Exercise requirements. Records follow. Select each line holding "OspC".

Input material.
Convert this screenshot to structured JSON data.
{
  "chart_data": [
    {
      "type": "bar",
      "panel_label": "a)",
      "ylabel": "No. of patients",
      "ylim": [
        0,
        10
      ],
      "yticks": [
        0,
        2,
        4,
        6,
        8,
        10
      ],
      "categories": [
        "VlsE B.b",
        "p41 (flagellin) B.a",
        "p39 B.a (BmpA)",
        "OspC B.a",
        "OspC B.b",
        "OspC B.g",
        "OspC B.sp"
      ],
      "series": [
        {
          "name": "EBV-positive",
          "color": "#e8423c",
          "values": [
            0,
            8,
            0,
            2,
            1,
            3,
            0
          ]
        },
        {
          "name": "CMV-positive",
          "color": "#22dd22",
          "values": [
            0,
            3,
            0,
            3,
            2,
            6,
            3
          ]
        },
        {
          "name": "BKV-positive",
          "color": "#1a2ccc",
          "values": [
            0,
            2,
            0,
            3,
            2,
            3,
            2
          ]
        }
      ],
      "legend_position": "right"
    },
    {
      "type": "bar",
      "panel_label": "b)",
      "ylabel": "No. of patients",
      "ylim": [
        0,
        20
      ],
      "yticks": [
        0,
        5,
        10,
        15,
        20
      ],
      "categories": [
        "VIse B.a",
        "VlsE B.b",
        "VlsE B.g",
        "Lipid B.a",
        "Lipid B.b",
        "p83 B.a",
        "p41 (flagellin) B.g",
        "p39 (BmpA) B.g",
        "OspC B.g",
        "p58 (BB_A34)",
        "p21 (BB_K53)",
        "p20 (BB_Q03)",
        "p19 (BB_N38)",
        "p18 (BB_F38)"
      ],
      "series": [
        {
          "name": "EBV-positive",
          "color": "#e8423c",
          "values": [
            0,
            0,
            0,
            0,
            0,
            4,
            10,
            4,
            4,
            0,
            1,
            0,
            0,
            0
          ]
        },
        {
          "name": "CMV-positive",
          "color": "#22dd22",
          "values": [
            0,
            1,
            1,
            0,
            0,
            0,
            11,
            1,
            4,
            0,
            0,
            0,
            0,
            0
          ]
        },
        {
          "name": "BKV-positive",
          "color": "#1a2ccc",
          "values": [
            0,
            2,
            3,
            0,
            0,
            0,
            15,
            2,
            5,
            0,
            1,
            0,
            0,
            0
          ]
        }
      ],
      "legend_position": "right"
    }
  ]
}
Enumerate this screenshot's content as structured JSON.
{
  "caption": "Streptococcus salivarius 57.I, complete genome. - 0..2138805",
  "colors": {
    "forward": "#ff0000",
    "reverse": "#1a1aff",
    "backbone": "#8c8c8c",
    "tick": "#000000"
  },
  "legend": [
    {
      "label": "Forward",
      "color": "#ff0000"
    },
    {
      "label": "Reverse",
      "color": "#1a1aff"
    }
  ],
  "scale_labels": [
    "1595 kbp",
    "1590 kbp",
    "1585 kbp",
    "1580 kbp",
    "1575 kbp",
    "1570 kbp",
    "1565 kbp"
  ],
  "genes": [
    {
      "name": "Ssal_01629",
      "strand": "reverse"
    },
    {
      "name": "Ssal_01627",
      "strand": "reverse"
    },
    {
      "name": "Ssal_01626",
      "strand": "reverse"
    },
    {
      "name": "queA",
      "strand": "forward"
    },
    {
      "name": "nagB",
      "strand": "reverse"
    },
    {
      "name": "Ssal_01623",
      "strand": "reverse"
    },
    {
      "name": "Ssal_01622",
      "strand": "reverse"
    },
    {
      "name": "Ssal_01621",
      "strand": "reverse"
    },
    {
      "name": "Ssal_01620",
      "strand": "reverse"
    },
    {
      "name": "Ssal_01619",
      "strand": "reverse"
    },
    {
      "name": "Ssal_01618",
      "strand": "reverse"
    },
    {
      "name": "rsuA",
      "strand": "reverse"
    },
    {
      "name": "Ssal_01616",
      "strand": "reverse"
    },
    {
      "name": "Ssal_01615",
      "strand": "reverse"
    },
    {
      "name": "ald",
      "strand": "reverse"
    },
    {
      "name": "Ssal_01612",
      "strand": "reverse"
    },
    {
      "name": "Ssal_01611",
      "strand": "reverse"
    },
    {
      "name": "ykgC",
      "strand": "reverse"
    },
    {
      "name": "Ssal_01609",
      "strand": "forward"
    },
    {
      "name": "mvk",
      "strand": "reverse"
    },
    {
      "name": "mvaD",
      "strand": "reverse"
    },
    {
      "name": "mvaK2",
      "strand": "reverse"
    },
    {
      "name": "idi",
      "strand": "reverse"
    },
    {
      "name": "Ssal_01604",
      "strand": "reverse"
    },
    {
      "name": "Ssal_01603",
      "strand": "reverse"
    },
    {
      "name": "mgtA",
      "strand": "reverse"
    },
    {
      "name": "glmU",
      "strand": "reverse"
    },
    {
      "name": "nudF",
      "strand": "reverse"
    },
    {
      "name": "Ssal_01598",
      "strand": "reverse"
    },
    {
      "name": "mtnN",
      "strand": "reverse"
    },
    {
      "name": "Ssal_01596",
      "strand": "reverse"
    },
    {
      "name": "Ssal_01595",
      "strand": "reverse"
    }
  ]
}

==

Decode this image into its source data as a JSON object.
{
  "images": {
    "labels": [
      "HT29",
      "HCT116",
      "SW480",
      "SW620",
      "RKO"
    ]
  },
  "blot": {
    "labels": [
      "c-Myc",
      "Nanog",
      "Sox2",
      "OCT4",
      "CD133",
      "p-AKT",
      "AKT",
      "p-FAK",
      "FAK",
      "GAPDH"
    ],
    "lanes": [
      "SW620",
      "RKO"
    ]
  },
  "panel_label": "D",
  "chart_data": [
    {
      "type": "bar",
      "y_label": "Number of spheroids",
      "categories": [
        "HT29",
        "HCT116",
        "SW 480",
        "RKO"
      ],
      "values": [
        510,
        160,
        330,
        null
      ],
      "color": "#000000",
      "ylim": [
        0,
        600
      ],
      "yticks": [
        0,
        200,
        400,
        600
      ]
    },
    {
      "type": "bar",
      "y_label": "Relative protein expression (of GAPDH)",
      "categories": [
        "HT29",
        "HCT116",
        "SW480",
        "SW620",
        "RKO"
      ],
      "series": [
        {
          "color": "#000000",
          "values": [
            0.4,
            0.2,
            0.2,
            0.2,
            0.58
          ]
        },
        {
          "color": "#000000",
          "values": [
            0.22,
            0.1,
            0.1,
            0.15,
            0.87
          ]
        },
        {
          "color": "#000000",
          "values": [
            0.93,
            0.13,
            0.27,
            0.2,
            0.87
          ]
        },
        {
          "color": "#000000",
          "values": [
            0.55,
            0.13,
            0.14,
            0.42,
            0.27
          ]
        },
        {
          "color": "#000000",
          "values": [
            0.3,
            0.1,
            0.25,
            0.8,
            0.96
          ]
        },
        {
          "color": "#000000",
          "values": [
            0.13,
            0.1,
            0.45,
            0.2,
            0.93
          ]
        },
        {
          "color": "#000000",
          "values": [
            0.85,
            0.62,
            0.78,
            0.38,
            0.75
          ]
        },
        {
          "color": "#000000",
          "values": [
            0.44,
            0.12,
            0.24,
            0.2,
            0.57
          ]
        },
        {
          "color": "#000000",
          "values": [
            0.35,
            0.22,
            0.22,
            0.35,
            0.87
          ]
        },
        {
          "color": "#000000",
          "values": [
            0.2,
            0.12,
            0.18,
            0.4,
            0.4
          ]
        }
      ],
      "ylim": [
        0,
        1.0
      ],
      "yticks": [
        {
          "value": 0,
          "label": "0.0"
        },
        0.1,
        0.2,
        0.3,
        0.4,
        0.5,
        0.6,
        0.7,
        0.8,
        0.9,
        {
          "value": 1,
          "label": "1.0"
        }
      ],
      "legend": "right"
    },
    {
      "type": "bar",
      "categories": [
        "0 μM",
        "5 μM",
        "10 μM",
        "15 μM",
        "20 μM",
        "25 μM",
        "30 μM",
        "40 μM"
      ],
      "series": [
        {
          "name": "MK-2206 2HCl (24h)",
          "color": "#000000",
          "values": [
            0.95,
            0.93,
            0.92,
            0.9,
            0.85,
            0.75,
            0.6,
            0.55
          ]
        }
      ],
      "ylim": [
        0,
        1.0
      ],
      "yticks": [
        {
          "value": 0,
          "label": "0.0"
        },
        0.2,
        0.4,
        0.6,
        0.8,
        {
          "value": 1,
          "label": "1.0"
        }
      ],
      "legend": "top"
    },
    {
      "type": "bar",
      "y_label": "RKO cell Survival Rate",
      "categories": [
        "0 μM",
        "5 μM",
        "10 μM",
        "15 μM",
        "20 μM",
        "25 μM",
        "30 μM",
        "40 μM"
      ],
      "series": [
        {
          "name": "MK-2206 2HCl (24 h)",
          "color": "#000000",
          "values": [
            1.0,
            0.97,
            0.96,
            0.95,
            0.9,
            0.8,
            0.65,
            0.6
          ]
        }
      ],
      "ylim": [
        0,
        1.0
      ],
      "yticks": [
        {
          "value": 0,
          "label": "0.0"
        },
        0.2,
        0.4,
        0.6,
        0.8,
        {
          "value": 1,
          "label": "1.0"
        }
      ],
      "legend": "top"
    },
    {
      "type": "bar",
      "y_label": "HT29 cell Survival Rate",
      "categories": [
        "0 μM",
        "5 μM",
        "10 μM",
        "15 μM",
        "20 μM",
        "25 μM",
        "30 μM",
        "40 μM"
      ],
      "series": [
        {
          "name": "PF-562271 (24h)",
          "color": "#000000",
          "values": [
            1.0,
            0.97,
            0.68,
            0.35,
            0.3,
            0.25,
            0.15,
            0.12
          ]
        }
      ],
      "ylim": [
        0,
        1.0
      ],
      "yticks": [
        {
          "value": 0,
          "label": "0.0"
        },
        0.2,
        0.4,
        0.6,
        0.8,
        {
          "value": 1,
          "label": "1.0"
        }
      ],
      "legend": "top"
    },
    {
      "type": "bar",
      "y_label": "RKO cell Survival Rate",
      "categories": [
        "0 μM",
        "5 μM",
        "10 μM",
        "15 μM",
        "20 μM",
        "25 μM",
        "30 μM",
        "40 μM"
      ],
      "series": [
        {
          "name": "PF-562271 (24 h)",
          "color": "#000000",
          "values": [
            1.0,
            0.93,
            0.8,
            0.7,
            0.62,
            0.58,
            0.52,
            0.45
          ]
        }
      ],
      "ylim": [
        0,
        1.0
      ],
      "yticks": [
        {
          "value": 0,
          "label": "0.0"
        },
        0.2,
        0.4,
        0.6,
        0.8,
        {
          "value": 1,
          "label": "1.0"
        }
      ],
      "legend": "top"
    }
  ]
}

Reply to the task.
        "OspC B.a",
        "OspC B.b",
        "OspC B.g",
        "OspC B.sp"
        "OspC B.g",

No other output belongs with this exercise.